### What is required
Find the string "revenue" in the records. Copy every line it appears in.

[START OF Stored rows]

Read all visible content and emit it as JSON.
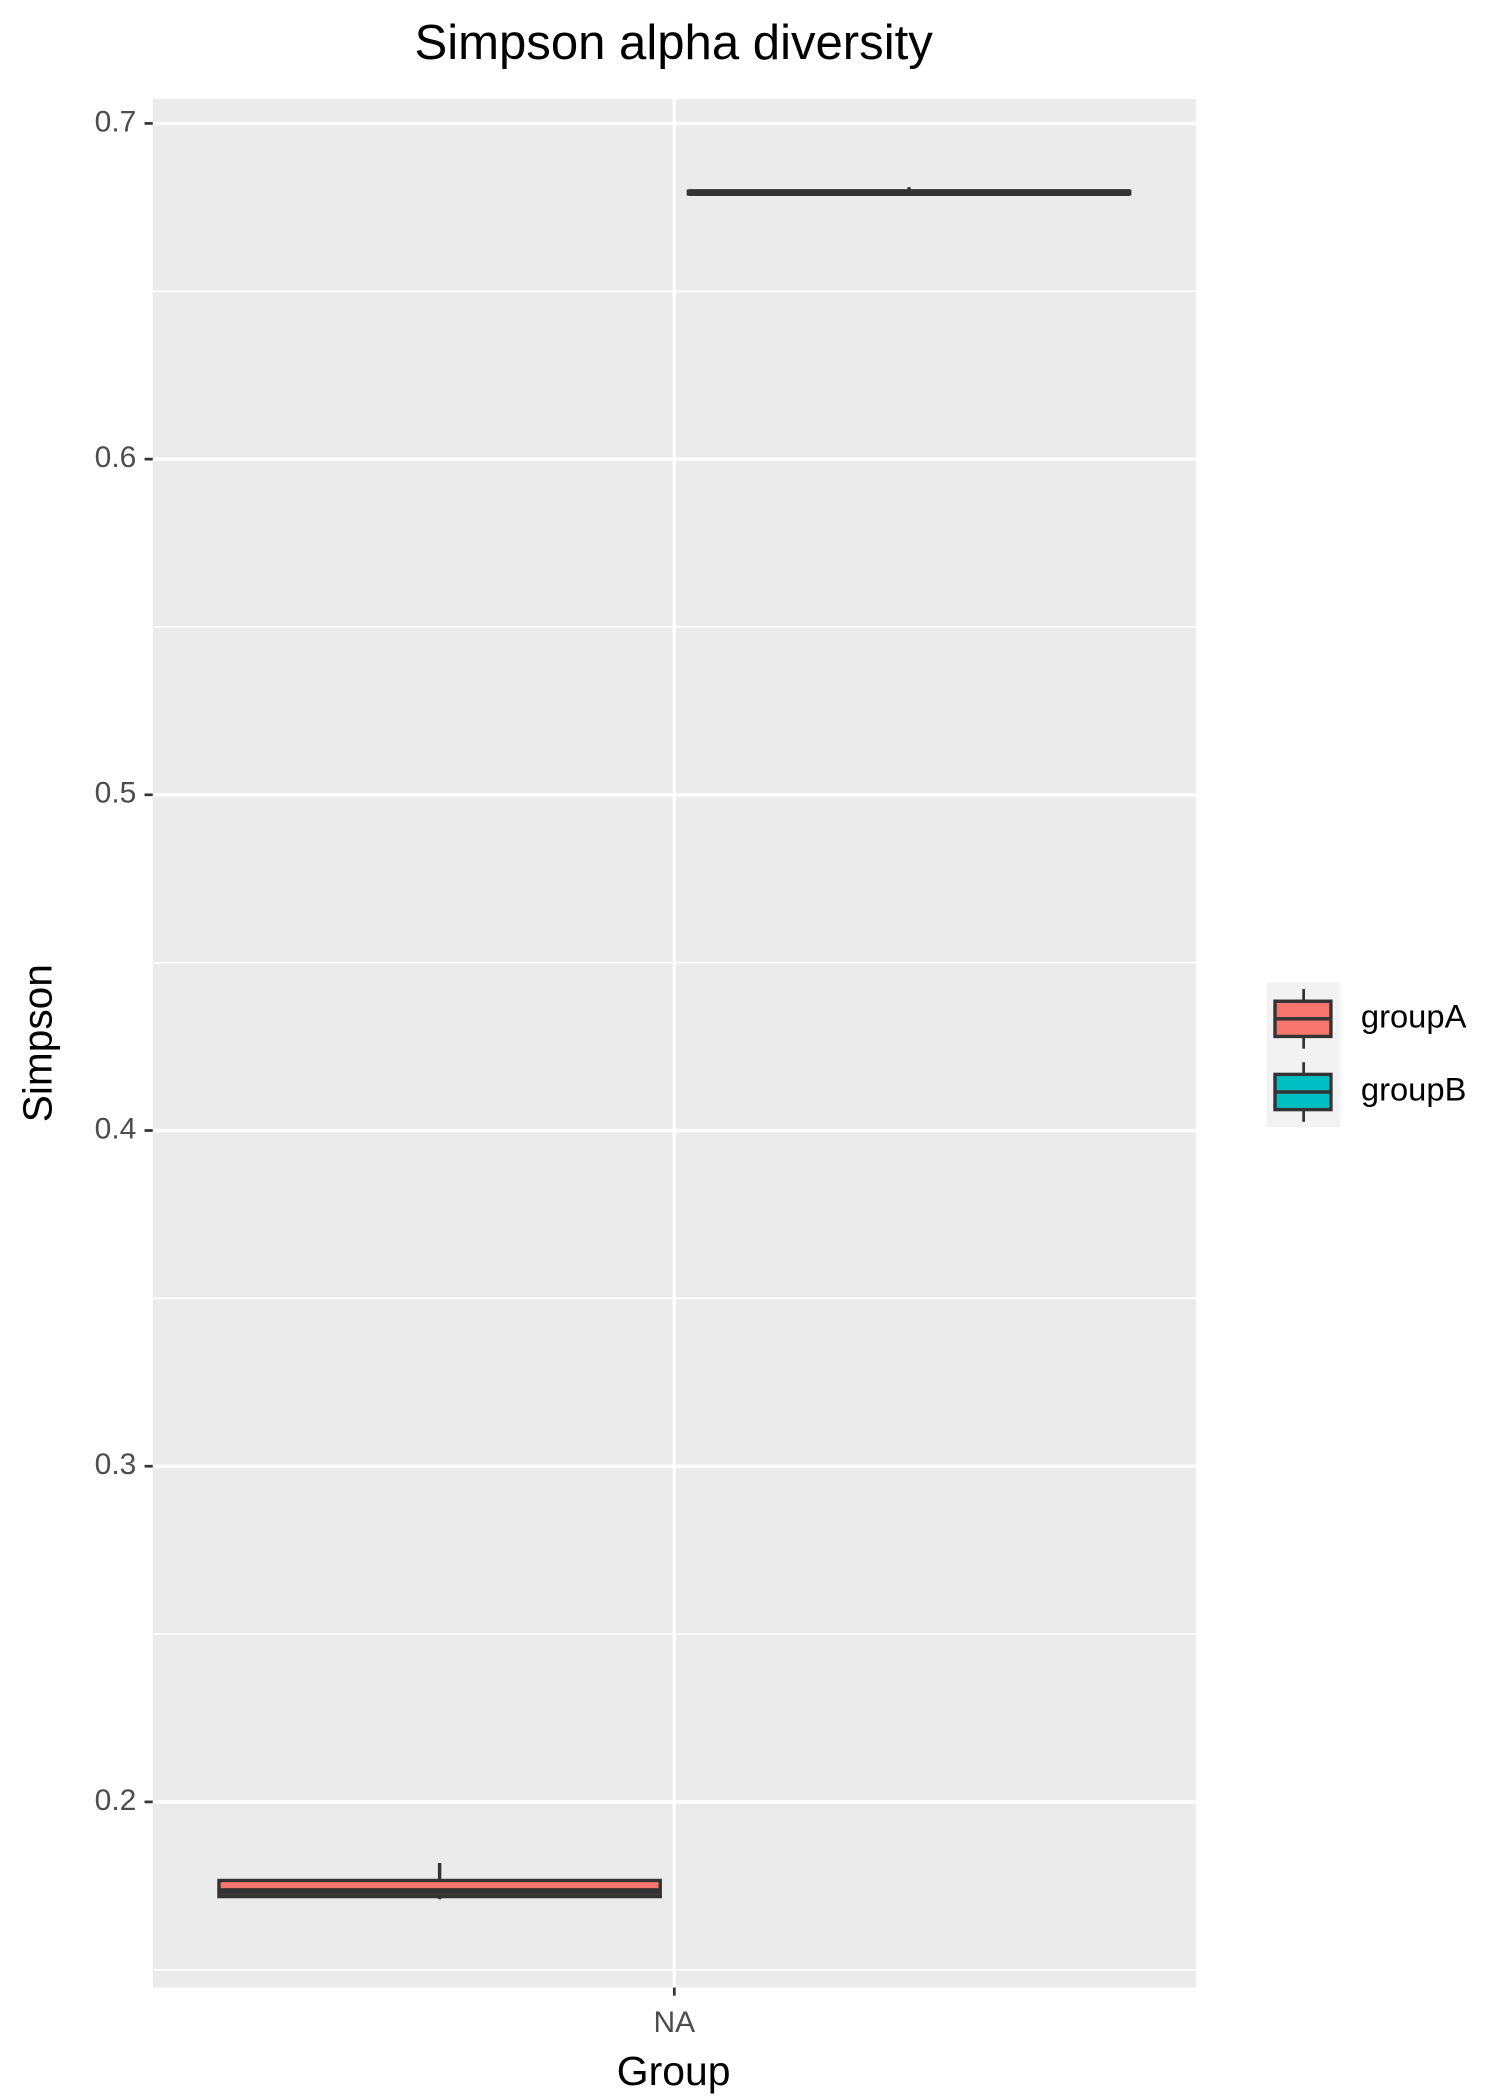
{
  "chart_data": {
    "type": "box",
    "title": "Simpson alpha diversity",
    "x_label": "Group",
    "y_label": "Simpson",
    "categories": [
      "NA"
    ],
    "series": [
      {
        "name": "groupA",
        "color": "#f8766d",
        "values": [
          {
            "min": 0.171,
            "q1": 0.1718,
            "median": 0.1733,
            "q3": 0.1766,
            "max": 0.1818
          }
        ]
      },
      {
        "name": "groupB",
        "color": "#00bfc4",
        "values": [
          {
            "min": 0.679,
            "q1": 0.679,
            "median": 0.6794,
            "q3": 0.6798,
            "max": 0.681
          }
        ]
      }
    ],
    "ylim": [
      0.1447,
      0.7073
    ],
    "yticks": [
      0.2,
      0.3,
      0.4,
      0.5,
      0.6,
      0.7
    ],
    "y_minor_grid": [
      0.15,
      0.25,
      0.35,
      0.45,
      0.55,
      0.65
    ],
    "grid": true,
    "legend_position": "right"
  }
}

[END OF Stored rows]
[START OF Stored rows]

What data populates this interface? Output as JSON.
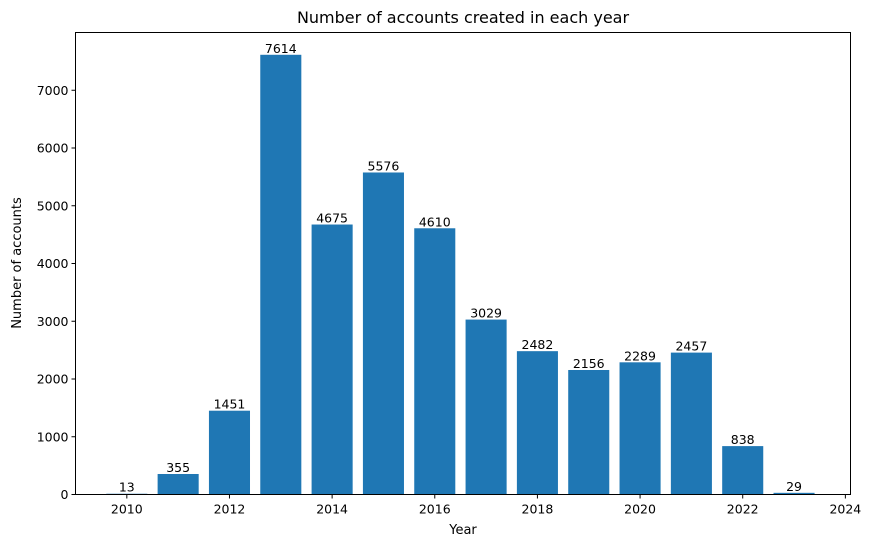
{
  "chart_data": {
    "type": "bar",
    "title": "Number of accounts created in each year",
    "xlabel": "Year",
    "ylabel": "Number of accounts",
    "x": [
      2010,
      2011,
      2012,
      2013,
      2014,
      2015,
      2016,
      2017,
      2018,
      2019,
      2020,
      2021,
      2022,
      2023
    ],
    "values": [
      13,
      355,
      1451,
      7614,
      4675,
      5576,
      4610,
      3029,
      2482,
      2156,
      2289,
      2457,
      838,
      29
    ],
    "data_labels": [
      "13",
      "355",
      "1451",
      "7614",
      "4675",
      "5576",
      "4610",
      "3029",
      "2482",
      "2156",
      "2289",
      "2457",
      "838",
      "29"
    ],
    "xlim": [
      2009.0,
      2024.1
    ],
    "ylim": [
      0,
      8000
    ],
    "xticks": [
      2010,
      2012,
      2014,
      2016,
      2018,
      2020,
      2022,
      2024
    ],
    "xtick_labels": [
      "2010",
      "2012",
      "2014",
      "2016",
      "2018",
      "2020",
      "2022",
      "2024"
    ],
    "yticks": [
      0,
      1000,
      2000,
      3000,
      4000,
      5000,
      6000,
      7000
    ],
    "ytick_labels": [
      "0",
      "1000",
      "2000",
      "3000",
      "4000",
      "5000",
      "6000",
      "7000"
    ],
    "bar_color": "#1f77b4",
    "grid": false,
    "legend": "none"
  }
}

[END OF Stored rows]
[START OF Stored rows]

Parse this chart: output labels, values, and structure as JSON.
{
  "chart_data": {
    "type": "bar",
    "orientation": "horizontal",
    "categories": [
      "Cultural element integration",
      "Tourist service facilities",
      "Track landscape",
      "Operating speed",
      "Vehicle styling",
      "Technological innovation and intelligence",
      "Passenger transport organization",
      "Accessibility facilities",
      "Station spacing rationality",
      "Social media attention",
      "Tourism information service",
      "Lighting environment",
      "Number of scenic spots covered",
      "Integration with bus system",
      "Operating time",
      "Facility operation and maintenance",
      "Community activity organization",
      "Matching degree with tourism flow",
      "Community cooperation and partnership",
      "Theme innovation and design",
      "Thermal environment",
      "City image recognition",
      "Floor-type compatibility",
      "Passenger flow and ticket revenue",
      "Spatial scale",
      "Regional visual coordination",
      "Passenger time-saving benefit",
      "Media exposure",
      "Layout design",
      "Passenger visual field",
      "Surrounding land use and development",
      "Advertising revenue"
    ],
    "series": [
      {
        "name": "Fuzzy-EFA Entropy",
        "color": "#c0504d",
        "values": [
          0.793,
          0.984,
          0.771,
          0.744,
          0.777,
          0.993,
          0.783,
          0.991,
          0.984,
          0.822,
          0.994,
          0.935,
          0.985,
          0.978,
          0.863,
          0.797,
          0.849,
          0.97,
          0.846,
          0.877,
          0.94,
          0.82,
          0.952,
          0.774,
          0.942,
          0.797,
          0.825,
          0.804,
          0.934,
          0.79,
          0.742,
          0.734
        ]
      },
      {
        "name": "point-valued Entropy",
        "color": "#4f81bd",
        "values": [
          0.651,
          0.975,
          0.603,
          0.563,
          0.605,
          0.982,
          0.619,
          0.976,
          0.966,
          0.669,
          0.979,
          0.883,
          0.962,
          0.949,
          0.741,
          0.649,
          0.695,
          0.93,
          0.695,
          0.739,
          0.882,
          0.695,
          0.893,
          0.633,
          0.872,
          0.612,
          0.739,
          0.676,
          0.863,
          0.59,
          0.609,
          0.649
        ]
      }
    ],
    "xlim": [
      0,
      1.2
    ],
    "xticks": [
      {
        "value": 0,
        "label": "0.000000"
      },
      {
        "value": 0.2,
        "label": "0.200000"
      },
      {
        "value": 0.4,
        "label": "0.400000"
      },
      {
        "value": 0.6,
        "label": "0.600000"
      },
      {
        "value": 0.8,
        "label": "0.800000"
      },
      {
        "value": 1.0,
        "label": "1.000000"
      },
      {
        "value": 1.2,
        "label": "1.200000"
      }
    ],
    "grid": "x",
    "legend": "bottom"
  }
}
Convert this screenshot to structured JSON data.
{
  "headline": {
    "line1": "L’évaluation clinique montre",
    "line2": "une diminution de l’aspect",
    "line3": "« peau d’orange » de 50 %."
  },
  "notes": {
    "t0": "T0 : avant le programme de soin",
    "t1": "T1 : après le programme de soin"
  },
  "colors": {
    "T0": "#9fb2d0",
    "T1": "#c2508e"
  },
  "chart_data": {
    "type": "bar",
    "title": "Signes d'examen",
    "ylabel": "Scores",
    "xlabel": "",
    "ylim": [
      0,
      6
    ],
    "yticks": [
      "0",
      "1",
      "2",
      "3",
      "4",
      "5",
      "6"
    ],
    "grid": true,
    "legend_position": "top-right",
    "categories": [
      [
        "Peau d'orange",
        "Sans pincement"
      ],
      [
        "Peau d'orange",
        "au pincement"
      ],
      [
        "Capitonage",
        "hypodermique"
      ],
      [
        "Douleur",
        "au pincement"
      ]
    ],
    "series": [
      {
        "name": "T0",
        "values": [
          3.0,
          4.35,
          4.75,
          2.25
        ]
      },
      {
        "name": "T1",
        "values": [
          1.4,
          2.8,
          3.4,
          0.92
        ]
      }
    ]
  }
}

[END OF Stored rows]

### Complete answer
      "Passenger flow and ticket revenue",
      "Advertising revenue"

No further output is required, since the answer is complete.